→ **What is needed**
Please answer these questions from the figure legend below:
(a) How many replicates are averaged for the values shown?
(b) Over the 24-hour anoxia incubation of young embryos, to what fraction of their initial level do glycogen levels fall?
(c) Which sugar does not increase in wild-type larvae treated with OPC?

[[ Source extract open ]]

The graphs display the mass of each of the sugars relative to the mass of glucose in the sample, as described in the materials and methods section. The values represented are the mean of 3-6 replicates, +/- SD.

(A) Young embryos were collected and placed into anoxia, with samples taken for sugar analysis at T=0; 12 and 24 hours. Over the 24 hour incubation, glycogen levels fall to 1/5 of their initial level (P<0.01).

(B) Wild-type (N2) Embryos from OPC adults have much more glycerol, near twice the amount of trehalose, and 1/3 of the glycogen of control animals (P<0.01 for glycerol and glycogen; P<0.05 for trehalose). daf-2 embryos only accumulate ½ of the glycerol of wild-type after OPC, have decreased trehalose levels and no change in glycogen storage (P<0.01 for trehalose).

(C) Changes in larval sugar levels largely reiterate the observation in embryos, with the exception of the fact that trehalose levels do not increase in wild-type larvae treated with OPC.

[[ Source extract closed ]]
[[ Extracted information open ]]

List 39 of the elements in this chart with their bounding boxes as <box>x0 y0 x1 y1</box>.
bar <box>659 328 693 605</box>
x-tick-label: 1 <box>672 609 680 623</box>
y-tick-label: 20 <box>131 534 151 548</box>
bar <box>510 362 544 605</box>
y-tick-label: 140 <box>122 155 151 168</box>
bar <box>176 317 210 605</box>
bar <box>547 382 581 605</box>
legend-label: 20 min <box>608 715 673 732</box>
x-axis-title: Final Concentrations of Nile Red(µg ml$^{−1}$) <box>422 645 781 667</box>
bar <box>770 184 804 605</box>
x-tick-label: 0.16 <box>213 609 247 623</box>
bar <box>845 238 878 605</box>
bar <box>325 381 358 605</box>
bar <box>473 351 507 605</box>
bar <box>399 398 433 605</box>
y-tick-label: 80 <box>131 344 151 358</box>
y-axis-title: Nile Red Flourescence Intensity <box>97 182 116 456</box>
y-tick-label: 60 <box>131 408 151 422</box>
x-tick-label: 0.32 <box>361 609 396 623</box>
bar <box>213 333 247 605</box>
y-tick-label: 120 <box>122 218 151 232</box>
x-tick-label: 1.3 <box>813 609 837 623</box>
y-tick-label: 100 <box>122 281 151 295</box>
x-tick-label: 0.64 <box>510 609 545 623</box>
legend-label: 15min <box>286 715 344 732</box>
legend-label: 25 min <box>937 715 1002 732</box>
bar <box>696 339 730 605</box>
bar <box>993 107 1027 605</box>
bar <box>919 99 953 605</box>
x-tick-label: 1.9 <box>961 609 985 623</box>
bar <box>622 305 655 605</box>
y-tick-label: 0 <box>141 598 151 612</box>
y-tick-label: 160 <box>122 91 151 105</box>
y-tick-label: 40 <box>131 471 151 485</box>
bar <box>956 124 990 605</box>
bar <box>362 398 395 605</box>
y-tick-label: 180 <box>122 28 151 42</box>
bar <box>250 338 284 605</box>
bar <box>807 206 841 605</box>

[[ Extracted information closed ]]

→ **Response**
(a) 3-6 replicates
(b) 1/5
(c) Trehalose